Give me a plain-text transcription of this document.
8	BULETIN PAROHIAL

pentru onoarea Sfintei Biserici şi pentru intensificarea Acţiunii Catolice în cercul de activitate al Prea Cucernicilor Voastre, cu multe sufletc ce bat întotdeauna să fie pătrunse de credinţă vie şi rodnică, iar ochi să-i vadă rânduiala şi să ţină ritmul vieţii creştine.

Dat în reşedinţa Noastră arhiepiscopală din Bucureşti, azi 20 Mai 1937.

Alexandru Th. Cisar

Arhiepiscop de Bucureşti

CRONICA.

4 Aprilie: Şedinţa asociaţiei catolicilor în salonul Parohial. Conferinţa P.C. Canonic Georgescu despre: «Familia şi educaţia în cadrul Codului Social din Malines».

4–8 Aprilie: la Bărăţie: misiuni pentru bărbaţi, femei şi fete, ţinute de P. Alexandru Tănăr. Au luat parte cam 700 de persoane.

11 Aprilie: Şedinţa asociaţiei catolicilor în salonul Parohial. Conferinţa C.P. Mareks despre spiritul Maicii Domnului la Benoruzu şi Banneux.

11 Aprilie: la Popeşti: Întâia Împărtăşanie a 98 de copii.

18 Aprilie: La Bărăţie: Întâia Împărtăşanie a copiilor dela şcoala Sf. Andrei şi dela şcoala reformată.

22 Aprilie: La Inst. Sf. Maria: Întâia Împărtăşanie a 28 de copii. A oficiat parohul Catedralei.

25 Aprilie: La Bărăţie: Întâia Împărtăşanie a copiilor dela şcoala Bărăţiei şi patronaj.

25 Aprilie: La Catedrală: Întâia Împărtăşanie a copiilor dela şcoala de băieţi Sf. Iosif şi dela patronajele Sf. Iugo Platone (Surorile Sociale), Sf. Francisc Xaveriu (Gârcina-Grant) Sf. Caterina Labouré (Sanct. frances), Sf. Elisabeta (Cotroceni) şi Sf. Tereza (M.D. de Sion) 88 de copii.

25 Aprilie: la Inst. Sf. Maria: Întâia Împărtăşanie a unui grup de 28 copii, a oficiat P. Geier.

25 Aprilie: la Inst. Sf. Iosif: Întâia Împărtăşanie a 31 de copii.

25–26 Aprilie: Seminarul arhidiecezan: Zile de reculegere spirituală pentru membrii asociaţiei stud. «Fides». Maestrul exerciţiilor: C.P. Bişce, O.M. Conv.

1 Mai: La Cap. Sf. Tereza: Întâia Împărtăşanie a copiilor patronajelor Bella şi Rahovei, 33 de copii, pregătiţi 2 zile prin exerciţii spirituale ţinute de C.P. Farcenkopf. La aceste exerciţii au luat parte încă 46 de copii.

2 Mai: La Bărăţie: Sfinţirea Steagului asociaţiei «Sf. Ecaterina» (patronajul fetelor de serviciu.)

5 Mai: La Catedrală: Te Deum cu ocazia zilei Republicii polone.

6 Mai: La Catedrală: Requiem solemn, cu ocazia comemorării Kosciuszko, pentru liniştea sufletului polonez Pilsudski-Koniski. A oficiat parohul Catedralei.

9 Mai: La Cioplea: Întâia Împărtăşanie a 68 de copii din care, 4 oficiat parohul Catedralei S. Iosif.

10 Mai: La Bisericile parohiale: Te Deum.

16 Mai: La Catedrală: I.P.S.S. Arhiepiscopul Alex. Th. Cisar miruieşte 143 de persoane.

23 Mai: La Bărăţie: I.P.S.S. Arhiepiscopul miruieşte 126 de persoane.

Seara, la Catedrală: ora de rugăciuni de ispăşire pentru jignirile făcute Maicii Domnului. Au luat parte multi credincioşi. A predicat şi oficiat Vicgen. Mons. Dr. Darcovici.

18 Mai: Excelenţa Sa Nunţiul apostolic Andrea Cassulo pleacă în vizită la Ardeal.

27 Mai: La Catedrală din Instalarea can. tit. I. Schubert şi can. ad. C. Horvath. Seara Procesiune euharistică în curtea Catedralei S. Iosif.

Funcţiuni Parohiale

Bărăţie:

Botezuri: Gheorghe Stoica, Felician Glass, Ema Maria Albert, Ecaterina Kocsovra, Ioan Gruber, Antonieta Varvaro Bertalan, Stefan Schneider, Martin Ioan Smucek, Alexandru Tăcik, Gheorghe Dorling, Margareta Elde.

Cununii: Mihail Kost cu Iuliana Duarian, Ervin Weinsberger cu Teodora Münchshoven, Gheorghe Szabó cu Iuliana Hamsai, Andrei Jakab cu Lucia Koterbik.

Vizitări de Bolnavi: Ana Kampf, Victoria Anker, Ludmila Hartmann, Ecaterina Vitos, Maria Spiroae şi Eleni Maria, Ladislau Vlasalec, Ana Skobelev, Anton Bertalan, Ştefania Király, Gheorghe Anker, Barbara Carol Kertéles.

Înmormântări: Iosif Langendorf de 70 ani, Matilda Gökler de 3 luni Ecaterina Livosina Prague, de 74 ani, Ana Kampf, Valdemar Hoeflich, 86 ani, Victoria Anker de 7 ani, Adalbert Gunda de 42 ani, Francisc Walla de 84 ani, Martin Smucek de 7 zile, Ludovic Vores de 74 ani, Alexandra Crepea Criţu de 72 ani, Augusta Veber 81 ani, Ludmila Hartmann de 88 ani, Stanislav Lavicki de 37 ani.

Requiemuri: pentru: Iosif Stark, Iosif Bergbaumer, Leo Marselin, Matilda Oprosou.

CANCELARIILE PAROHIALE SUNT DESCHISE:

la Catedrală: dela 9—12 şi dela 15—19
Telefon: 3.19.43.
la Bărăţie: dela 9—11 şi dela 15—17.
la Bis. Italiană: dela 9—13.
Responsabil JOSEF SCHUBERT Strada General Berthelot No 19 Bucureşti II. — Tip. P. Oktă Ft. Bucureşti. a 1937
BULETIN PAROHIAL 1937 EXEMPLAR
▬▬▬▬▬▬▬▬▬▬
Output the whole listing above again, word for word.

Give me a plain-text transcription of this document.
8	BULETIN PAROHIAL

pentru onoarea Sfintei Biserici şi pentru intensificarea Acţiunii Catolice în cercul de activitate al Prea Cucernicilor Voastre, cu multe sufletc ce bat întotdeauna să fie pătrunse de credinţă vie şi rodnică, iar ochi să-i vadă rânduiala şi să ţină ritmul vieţii creştine.

Dat în reşedinţa Noastră arhiepiscopală din Bucureşti, azi 20 Mai 1937.

Alexandru Th. Cisar

Arhiepiscop de Bucureşti

CRONICA.

4 Aprilie: Şedinţa asociaţiei catolicilor în salonul Parohial. Conferinţa P.C. Canonic Georgescu despre: «Familia şi educaţia în cadrul Codului Social din Malines».

4–8 Aprilie: la Bărăţie: misiuni pentru bărbaţi, femei şi fete, ţinute de P. Alexandru Tănăr. Au luat parte cam 700 de persoane.

11 Aprilie: Şedinţa asociaţiei catolicilor în salonul Parohial. Conferinţa C.P. Mareks despre spiritul Maicii Domnului la Benoruzu şi Banneux.

11 Aprilie: la Popeşti: Întâia Împărtăşanie a 98 de copii.

18 Aprilie: La Bărăţie: Întâia Împărtăşanie a copiilor dela şcoala Sf. Andrei şi dela şcoala reformată.

22 Aprilie: La Inst. Sf. Maria: Întâia Împărtăşanie a 28 de copii. A oficiat parohul Catedralei.

25 Aprilie: La Bărăţie: Întâia Împărtăşanie a copiilor dela şcoala Bărăţiei şi patronaj.

25 Aprilie: La Catedrală: Întâia Împărtăşanie a copiilor dela şcoala de băieţi Sf. Iosif şi dela patronajele Sf. Iugo Platone (Surorile Sociale), Sf. Francisc Xaveriu (Gârcina-Grant) Sf. Caterina Labouré (Sanct. frances), Sf. Elisabeta (Cotroceni) şi Sf. Tereza (M.D. de Sion) 88 de copii.

25 Aprilie: la Inst. Sf. Maria: Întâia Împărtăşanie a unui grup de 28 copii, a oficiat P. Geier.

25 Aprilie: la Inst. Sf. Iosif: Întâia Împărtăşanie a 31 de copii.

25–26 Aprilie: Seminarul arhidiecezan: Zile de reculegere spirituală pentru membrii asociaţiei stud. «Fides». Maestrul exerciţiilor: C.P. Bişce, O.M. Conv.

1 Mai: La Cap. Sf. Tereza: Întâia Împărtăşanie a copiilor patronajelor Bella şi Rahovei, 33 de copii, pregătiţi 2 zile prin exerciţii spirituale ţinute de C.P. Farcenkopf. La aceste exerciţii au luat parte încă 46 de copii.

2 Mai: La Bărăţie: Sfinţirea Steagului asociaţiei «Sf. Ecaterina» (patronajul fetelor de serviciu.)

5 Mai: La Catedrală: Te Deum cu ocazia zilei Republicii polone.

6 Mai: La Catedrală: Requiem solemn, cu ocazia comemorării Kosciuszko, pentru liniştea sufletului polonez Pilsudski-Koniski. A oficiat parohul Catedralei.

9 Mai: La Cioplea: Întâia Împărtăşanie a 68 de copii din care, 4 oficiat parohul Catedralei S. Iosif.

10 Mai: La Bisericile parohiale: Te Deum.

16 Mai: La Catedrală: I.P.S.S. Arhiepiscopul Alex. Th. Cisar miruieşte 143 de persoane.

23 Mai: La Bărăţie: I.P.S.S. Arhiepiscopul miruieşte 126 de persoane.

Seara, la Catedrală: ora de rugăciuni de ispăşire pentru jignirile făcute Maicii Domnului. Au luat parte multi credincioşi. A predicat şi oficiat Vicgen. Mons. Dr. Darcovici.

18 Mai: Excelenţa Sa Nunţiul apostolic Andrea Cassulo pleacă în vizită la Ardeal.

27 Mai: La Catedrală din Instalarea can. tit. I. Schubert şi can. ad. C. Horvath. Seara Procesiune euharistică în curtea Catedralei S. Iosif.

Funcţiuni Parohiale

Bărăţie:

Botezuri: Gheorghe Stoica, Felician Glass, Ema Maria Albert, Ecaterina Kocsovra, Ioan Gruber, Antonieta Varvaro Bertalan, Stefan Schneider, Martin Ioan Smucek, Alexandru Tăcik, Gheorghe Dorling, Margareta Elde.

Cununii: Mihail Kost cu Iuliana Duarian, Ervin Weinsberger cu Teodora Münchshoven, Gheorghe Szabó cu Iuliana Hamsai, Andrei Jakab cu Lucia Koterbik.

Vizitări de Bolnavi: Ana Kampf, Victoria Anker, Ludmila Hartmann, Ecaterina Vitos, Maria Spiroae şi Eleni Maria, Ladislau Vlasalec, Ana Skobelev, Anton Bertalan, Ştefania Király, Gheorghe Anker, Barbara Carol Kertéles.

Înmormântări: Iosif Langendorf de 70 ani, Matilda Gökler de 3 luni Ecaterina Livosina Prague, de 74 ani, Ana Kampf, Valdemar Hoeflich, 86 ani, Victoria Anker de 7 ani, Adalbert Gunda de 42 ani, Francisc Walla de 84 ani, Martin Smucek de 7 zile, Ludovic Vores de 74 ani, Alexandra Crepea Criţu de 72 ani, Augusta Veber 81 ani, Ludmila Hartmann de 88 ani, Stanislav Lavicki de 37 ani.

Requiemuri: pentru: Iosif Stark, Iosif Bergbaumer, Leo Marselin, Matilda Oprosou.

CANCELARIILE PAROHIALE SUNT DESCHISE:

la Catedrală: dela 9—12 şi dela 15—19
Telefon: 3.19.43.
la Bărăţie: dela 9—11 şi dela 15—17.
la Bis. Italiană: dela 9—13.
Responsabil JOSEF SCHUBERT Strada General Berthelot No 19 Bucureşti II. — Tip. P. Oktă Ft. Bucureşti. a 1937
BULETIN PAROHIAL 1937 EXEMPLAR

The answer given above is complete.